Chart and figure data:
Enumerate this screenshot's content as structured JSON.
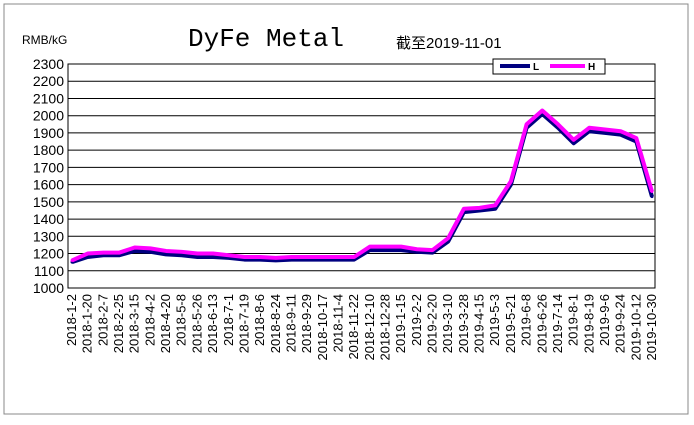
{
  "chart_data": {
    "type": "line",
    "title": "DyFe Metal",
    "subtitle": "截至2019-11-01",
    "ylabel": "RMB/kG",
    "xlabel": "",
    "ylim": [
      1000,
      2300
    ],
    "yticks": [
      1000,
      1100,
      1200,
      1300,
      1400,
      1500,
      1600,
      1700,
      1800,
      1900,
      2000,
      2100,
      2200,
      2300
    ],
    "grid": "horizontal",
    "legend": "top-right",
    "categories": [
      "2018-1-2",
      "2018-1-20",
      "2018-2-7",
      "2018-2-25",
      "2018-3-15",
      "2018-4-2",
      "2018-4-20",
      "2018-5-8",
      "2018-5-26",
      "2018-6-13",
      "2018-7-1",
      "2018-7-19",
      "2018-8-6",
      "2018-8-24",
      "2018-9-11",
      "2018-9-29",
      "2018-10-17",
      "2018-11-4",
      "2018-11-22",
      "2018-12-10",
      "2018-12-28",
      "2019-1-15",
      "2019-2-2",
      "2019-2-20",
      "2019-3-10",
      "2019-3-28",
      "2019-4-15",
      "2019-5-3",
      "2019-5-21",
      "2019-6-8",
      "2019-6-26",
      "2019-7-14",
      "2019-8-1",
      "2019-8-19",
      "2019-9-6",
      "2019-9-24",
      "2019-10-12",
      "2019-10-30"
    ],
    "series": [
      {
        "name": "L",
        "color": "#000080",
        "values": [
          1150,
          1180,
          1190,
          1190,
          1215,
          1210,
          1195,
          1190,
          1180,
          1180,
          1175,
          1165,
          1165,
          1160,
          1165,
          1165,
          1165,
          1165,
          1165,
          1220,
          1220,
          1220,
          1210,
          1205,
          1270,
          1440,
          1450,
          1460,
          1600,
          1930,
          2010,
          1930,
          1840,
          1910,
          1900,
          1890,
          1850,
          1530
        ]
      },
      {
        "name": "H",
        "color": "#ff00ff",
        "values": [
          1160,
          1200,
          1205,
          1205,
          1235,
          1230,
          1215,
          1210,
          1200,
          1200,
          1190,
          1180,
          1180,
          1175,
          1180,
          1180,
          1180,
          1180,
          1180,
          1240,
          1240,
          1240,
          1225,
          1220,
          1290,
          1460,
          1465,
          1480,
          1620,
          1950,
          2030,
          1950,
          1860,
          1930,
          1920,
          1910,
          1870,
          1560
        ]
      }
    ]
  }
}
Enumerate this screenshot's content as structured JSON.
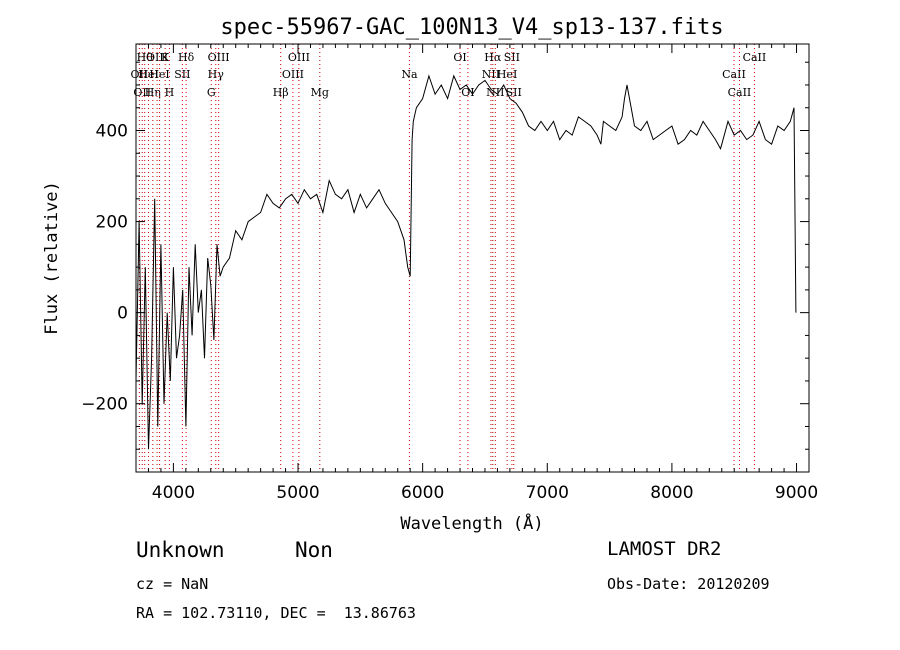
{
  "chart_data": {
    "type": "line",
    "title": "spec-55967-GAC_100N13_V4_sp13-137.fits",
    "xlabel": "Wavelength (Å)",
    "ylabel": "Flux (relative)",
    "xlim": [
      3700,
      9100
    ],
    "ylim": [
      -350,
      590
    ],
    "xticks": [
      4000,
      5000,
      6000,
      7000,
      8000,
      9000
    ],
    "yticks": [
      -200,
      0,
      200,
      400
    ],
    "grid": false,
    "spectrum": {
      "x": [
        3700,
        3725,
        3750,
        3775,
        3800,
        3825,
        3850,
        3875,
        3900,
        3925,
        3950,
        3975,
        4000,
        4025,
        4050,
        4075,
        4100,
        4125,
        4150,
        4175,
        4200,
        4225,
        4250,
        4275,
        4300,
        4325,
        4350,
        4375,
        4400,
        4450,
        4500,
        4550,
        4600,
        4650,
        4700,
        4750,
        4800,
        4850,
        4900,
        4950,
        5000,
        5050,
        5100,
        5150,
        5200,
        5250,
        5300,
        5350,
        5400,
        5450,
        5500,
        5550,
        5600,
        5650,
        5700,
        5750,
        5800,
        5850,
        5880,
        5900,
        5915,
        5925,
        5950,
        6000,
        6050,
        6100,
        6150,
        6200,
        6250,
        6300,
        6350,
        6400,
        6450,
        6500,
        6550,
        6600,
        6650,
        6700,
        6750,
        6800,
        6850,
        6900,
        6950,
        7000,
        7050,
        7100,
        7150,
        7200,
        7250,
        7300,
        7350,
        7400,
        7430,
        7450,
        7500,
        7550,
        7600,
        7620,
        7640,
        7700,
        7750,
        7800,
        7850,
        7900,
        7950,
        8000,
        8050,
        8100,
        8150,
        8200,
        8250,
        8300,
        8350,
        8390,
        8400,
        8450,
        8500,
        8550,
        8600,
        8650,
        8700,
        8750,
        8800,
        8850,
        8900,
        8950,
        8980,
        8995
      ],
      "y": [
        -150,
        200,
        -200,
        100,
        -300,
        -100,
        250,
        -250,
        150,
        -200,
        0,
        -150,
        100,
        -100,
        -50,
        50,
        -250,
        100,
        -50,
        150,
        0,
        50,
        -100,
        120,
        60,
        -60,
        150,
        80,
        100,
        120,
        180,
        160,
        200,
        210,
        220,
        260,
        240,
        230,
        250,
        260,
        240,
        270,
        250,
        260,
        220,
        290,
        260,
        250,
        270,
        220,
        260,
        230,
        250,
        270,
        240,
        220,
        200,
        160,
        100,
        80,
        380,
        420,
        450,
        470,
        520,
        480,
        500,
        470,
        520,
        490,
        500,
        480,
        500,
        510,
        490,
        480,
        500,
        470,
        460,
        440,
        410,
        400,
        420,
        400,
        420,
        380,
        400,
        390,
        430,
        420,
        410,
        390,
        370,
        420,
        410,
        400,
        430,
        470,
        500,
        410,
        400,
        420,
        380,
        390,
        400,
        410,
        370,
        380,
        400,
        390,
        420,
        400,
        380,
        360,
        370,
        420,
        390,
        400,
        380,
        390,
        420,
        380,
        370,
        410,
        400,
        420,
        450,
        0
      ]
    },
    "line_markers": [
      {
        "x": 3727,
        "label": "OII",
        "row": 1
      },
      {
        "x": 3750,
        "label": "OII",
        "row": 2
      },
      {
        "x": 3770,
        "label": "Hθ",
        "row": 0
      },
      {
        "x": 3800,
        "label": "HeI",
        "row": 1
      },
      {
        "x": 3835,
        "label": "Hη",
        "row": 2
      },
      {
        "x": 3869,
        "label": "OIII",
        "row": 0
      },
      {
        "x": 3889,
        "label": "HeI",
        "row": 1
      },
      {
        "x": 3934,
        "label": "K",
        "row": 0
      },
      {
        "x": 3968,
        "label": "H",
        "row": 2
      },
      {
        "x": 4072,
        "label": "SII",
        "row": 1
      },
      {
        "x": 4102,
        "label": "Hδ",
        "row": 0
      },
      {
        "x": 4304,
        "label": "G",
        "row": 2
      },
      {
        "x": 4340,
        "label": "Hγ",
        "row": 1
      },
      {
        "x": 4363,
        "label": "OIII",
        "row": 0
      },
      {
        "x": 4861,
        "label": "Hβ",
        "row": 2
      },
      {
        "x": 4959,
        "label": "OIII",
        "row": 1
      },
      {
        "x": 5007,
        "label": "OIII",
        "row": 0
      },
      {
        "x": 5175,
        "label": "Mg",
        "row": 2
      },
      {
        "x": 5894,
        "label": "Na",
        "row": 1
      },
      {
        "x": 6300,
        "label": "OI",
        "row": 0
      },
      {
        "x": 6363,
        "label": "OI",
        "row": 2
      },
      {
        "x": 6548,
        "label": "NII",
        "row": 1
      },
      {
        "x": 6563,
        "label": "Hα",
        "row": 0
      },
      {
        "x": 6583,
        "label": "NII",
        "row": 2
      },
      {
        "x": 6678,
        "label": "HeI",
        "row": 1
      },
      {
        "x": 6716,
        "label": "SII",
        "row": 0
      },
      {
        "x": 6731,
        "label": "SII",
        "row": 2
      },
      {
        "x": 8498,
        "label": "CaII",
        "row": 1
      },
      {
        "x": 8542,
        "label": "CaII",
        "row": 2
      },
      {
        "x": 8662,
        "label": "CaII",
        "row": 0
      }
    ],
    "marker_color": "#cc0000"
  },
  "info": {
    "obj_class": "Unknown",
    "obj_subclass": "Non",
    "survey": "LAMOST DR2",
    "cz": "cz = NaN",
    "obs_date": "Obs-Date: 20120209",
    "radec": "RA = 102.73110, DEC =  13.86763"
  }
}
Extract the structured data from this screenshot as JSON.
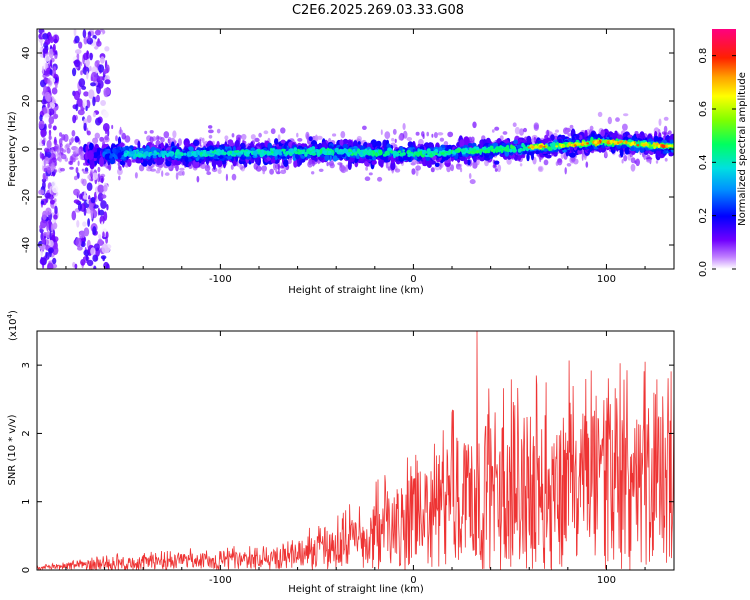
{
  "title": "C2E6.2025.269.03.33.G08",
  "chart_data": [
    {
      "type": "heatmap",
      "xlabel": "Height of straight line (km)",
      "ylabel": "Frequency (Hz)",
      "xlim": [
        -195,
        135
      ],
      "ylim": [
        -50,
        50
      ],
      "xticks": [
        -100,
        0,
        100
      ],
      "xtick_labels": [
        "-100",
        "0",
        "100"
      ],
      "yticks": [
        -40,
        -20,
        0,
        20,
        40
      ],
      "ytick_labels": [
        "-40",
        "-20",
        "0",
        "20",
        "40"
      ],
      "colorbar": {
        "label": "Normalized spectral amplitude",
        "range": [
          0,
          0.9
        ],
        "ticks": [
          0.0,
          0.2,
          0.4,
          0.6,
          0.8
        ],
        "tick_labels": [
          "0.0",
          "0.2",
          "0.4",
          "0.6",
          "0.8"
        ]
      },
      "ridge": {
        "x": [
          -195,
          -150,
          -100,
          -50,
          0,
          50,
          100,
          135
        ],
        "frequency": [
          -3,
          -2,
          -2,
          -1,
          -2,
          0,
          3,
          1
        ]
      }
    },
    {
      "type": "line",
      "xlabel": "Height of straight line (km)",
      "ylabel": "SNR (10 * v/v)",
      "multiplier": "(x10",
      "multiplier_exp": "4",
      "multiplier_close": ")",
      "xlim": [
        -195,
        135
      ],
      "ylim": [
        0,
        3.5
      ],
      "xticks": [
        -100,
        0,
        100
      ],
      "xtick_labels": [
        "-100",
        "0",
        "100"
      ],
      "yticks": [
        0,
        1,
        2,
        3
      ],
      "ytick_labels": [
        "0",
        "1",
        "2",
        "3"
      ],
      "series": [
        {
          "name": "SNR",
          "color": "#ee3333",
          "x": [
            -195,
            -150,
            -100,
            -75,
            -50,
            -25,
            0,
            25,
            50,
            75,
            100,
            135
          ],
          "envelope": [
            0.05,
            0.25,
            0.3,
            0.35,
            0.6,
            1.0,
            1.6,
            2.4,
            2.6,
            2.7,
            2.8,
            2.6
          ],
          "peak": {
            "x": 33,
            "y": 3.5
          }
        }
      ]
    }
  ]
}
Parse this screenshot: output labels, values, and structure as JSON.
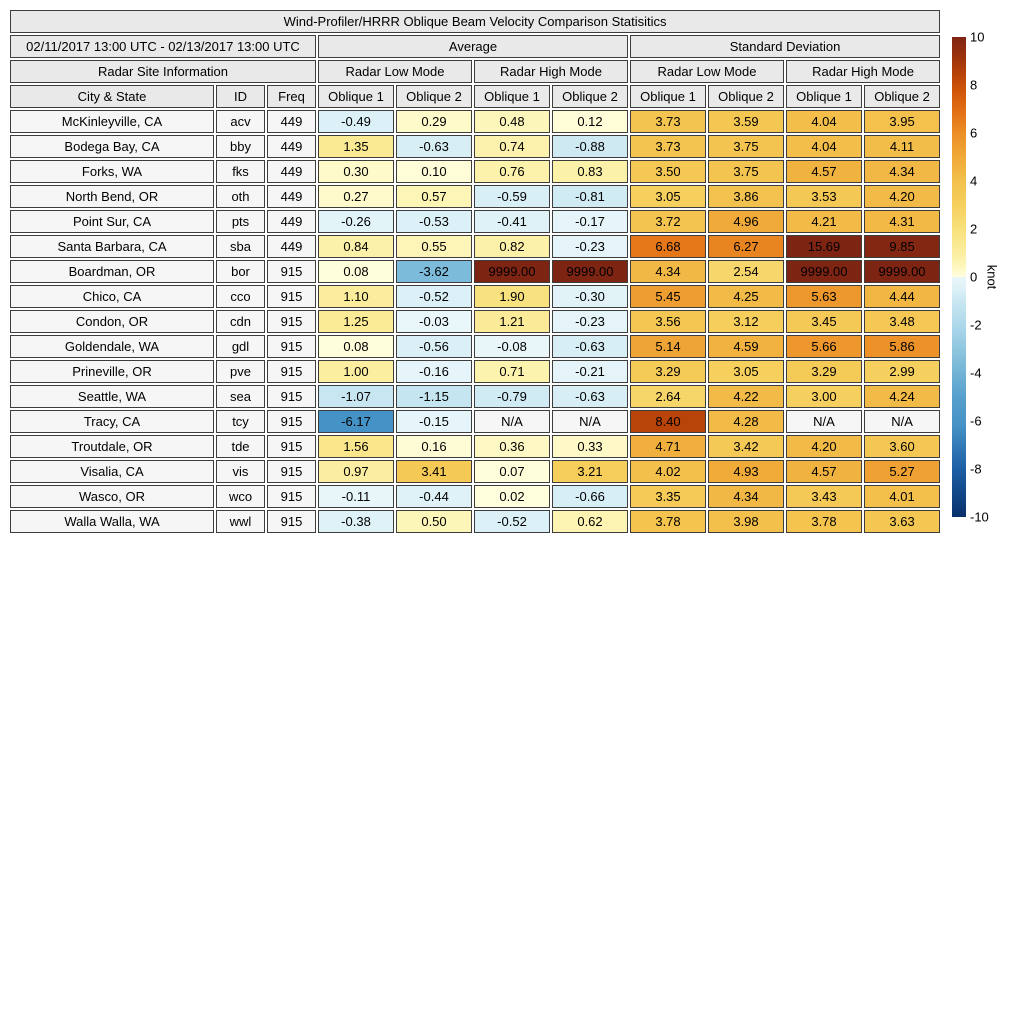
{
  "chart_data": {
    "type": "heatmap_table",
    "title": "Wind-Profiler/HRRR Oblique Beam Velocity Comparison Statisitics",
    "date_range": "02/11/2017 13:00 UTC - 02/13/2017 13:00 UTC",
    "site_info_label": "Radar Site Information",
    "column_groups": [
      "Average",
      "Standard Deviation"
    ],
    "sub_groups": [
      "Radar Low Mode",
      "Radar High Mode"
    ],
    "columns": [
      "City & State",
      "ID",
      "Freq"
    ],
    "value_columns": [
      "Oblique 1",
      "Oblique 2"
    ],
    "na_text": "N/A",
    "rows": [
      {
        "city": "McKinleyville, CA",
        "id": "acv",
        "freq": "449",
        "values": [
          "-0.49",
          "0.29",
          "0.48",
          "0.12",
          "3.73",
          "3.59",
          "4.04",
          "3.95"
        ]
      },
      {
        "city": "Bodega Bay, CA",
        "id": "bby",
        "freq": "449",
        "values": [
          "1.35",
          "-0.63",
          "0.74",
          "-0.88",
          "3.73",
          "3.75",
          "4.04",
          "4.11"
        ]
      },
      {
        "city": "Forks, WA",
        "id": "fks",
        "freq": "449",
        "values": [
          "0.30",
          "0.10",
          "0.76",
          "0.83",
          "3.50",
          "3.75",
          "4.57",
          "4.34"
        ]
      },
      {
        "city": "North Bend, OR",
        "id": "oth",
        "freq": "449",
        "values": [
          "0.27",
          "0.57",
          "-0.59",
          "-0.81",
          "3.05",
          "3.86",
          "3.53",
          "4.20"
        ]
      },
      {
        "city": "Point Sur, CA",
        "id": "pts",
        "freq": "449",
        "values": [
          "-0.26",
          "-0.53",
          "-0.41",
          "-0.17",
          "3.72",
          "4.96",
          "4.21",
          "4.31"
        ]
      },
      {
        "city": "Santa Barbara, CA",
        "id": "sba",
        "freq": "449",
        "values": [
          "0.84",
          "0.55",
          "0.82",
          "-0.23",
          "6.68",
          "6.27",
          "15.69",
          "9.85"
        ]
      },
      {
        "city": "Boardman, OR",
        "id": "bor",
        "freq": "915",
        "values": [
          "0.08",
          "-3.62",
          "9999.00",
          "9999.00",
          "4.34",
          "2.54",
          "9999.00",
          "9999.00"
        ]
      },
      {
        "city": "Chico, CA",
        "id": "cco",
        "freq": "915",
        "values": [
          "1.10",
          "-0.52",
          "1.90",
          "-0.30",
          "5.45",
          "4.25",
          "5.63",
          "4.44"
        ]
      },
      {
        "city": "Condon, OR",
        "id": "cdn",
        "freq": "915",
        "values": [
          "1.25",
          "-0.03",
          "1.21",
          "-0.23",
          "3.56",
          "3.12",
          "3.45",
          "3.48"
        ]
      },
      {
        "city": "Goldendale, WA",
        "id": "gdl",
        "freq": "915",
        "values": [
          "0.08",
          "-0.56",
          "-0.08",
          "-0.63",
          "5.14",
          "4.59",
          "5.66",
          "5.86"
        ]
      },
      {
        "city": "Prineville, OR",
        "id": "pve",
        "freq": "915",
        "values": [
          "1.00",
          "-0.16",
          "0.71",
          "-0.21",
          "3.29",
          "3.05",
          "3.29",
          "2.99"
        ]
      },
      {
        "city": "Seattle, WA",
        "id": "sea",
        "freq": "915",
        "values": [
          "-1.07",
          "-1.15",
          "-0.79",
          "-0.63",
          "2.64",
          "4.22",
          "3.00",
          "4.24"
        ]
      },
      {
        "city": "Tracy, CA",
        "id": "tcy",
        "freq": "915",
        "values": [
          "-6.17",
          "-0.15",
          "N/A",
          "N/A",
          "8.40",
          "4.28",
          "N/A",
          "N/A"
        ]
      },
      {
        "city": "Troutdale, OR",
        "id": "tde",
        "freq": "915",
        "values": [
          "1.56",
          "0.16",
          "0.36",
          "0.33",
          "4.71",
          "3.42",
          "4.20",
          "3.60"
        ]
      },
      {
        "city": "Visalia, CA",
        "id": "vis",
        "freq": "915",
        "values": [
          "0.97",
          "3.41",
          "0.07",
          "3.21",
          "4.02",
          "4.93",
          "4.57",
          "5.27"
        ]
      },
      {
        "city": "Wasco, OR",
        "id": "wco",
        "freq": "915",
        "values": [
          "-0.11",
          "-0.44",
          "0.02",
          "-0.66",
          "3.35",
          "4.34",
          "3.43",
          "4.01"
        ]
      },
      {
        "city": "Walla Walla, WA",
        "id": "wwl",
        "freq": "915",
        "values": [
          "-0.38",
          "0.50",
          "-0.52",
          "0.62",
          "3.78",
          "3.98",
          "3.78",
          "3.63"
        ]
      }
    ],
    "colorbar": {
      "label": "knot",
      "min": -10,
      "max": 10,
      "ticks": [
        10,
        8,
        6,
        4,
        2,
        0,
        -2,
        -4,
        -6,
        -8,
        -10
      ]
    }
  },
  "style": {
    "border_color": "#3d3d3d",
    "header_bg": "#e9e9e9",
    "label_bg": "#f6f6f6",
    "na_bg": "#f6f6f6",
    "positive_stops": [
      [
        0,
        "#FFFFE0"
      ],
      [
        0.05,
        "#FDF6B9"
      ],
      [
        0.1,
        "#FBEEA0"
      ],
      [
        0.15,
        "#FAE88E"
      ],
      [
        0.2,
        "#F8E07C"
      ],
      [
        0.3,
        "#F6D05E"
      ],
      [
        0.4,
        "#F3C04B"
      ],
      [
        0.5,
        "#F0A938"
      ],
      [
        0.6,
        "#EC8E26"
      ],
      [
        0.7,
        "#E16C13"
      ],
      [
        0.8,
        "#C94E08"
      ],
      [
        0.9,
        "#A2350A"
      ],
      [
        1,
        "#7E2413"
      ]
    ],
    "negative_stops": [
      [
        0,
        "#EAF7FA"
      ],
      [
        0.05,
        "#DCF1F7"
      ],
      [
        0.1,
        "#C9E7F1"
      ],
      [
        0.2,
        "#ADD9EB"
      ],
      [
        0.36,
        "#7DBBD9"
      ],
      [
        0.5,
        "#57A0CD"
      ],
      [
        0.62,
        "#4592C6"
      ],
      [
        0.8,
        "#1D5FA5"
      ],
      [
        1,
        "#08306B"
      ]
    ]
  }
}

▶ _PROBLEM DETAILS_
Pick out each line above that includes "type" and show it.

▶ _CORRECT ANSWER_
    "type": "line",
    "type": "line",
      "type": "heatmap",
      "type": "line",
    "type": "heatmap_table",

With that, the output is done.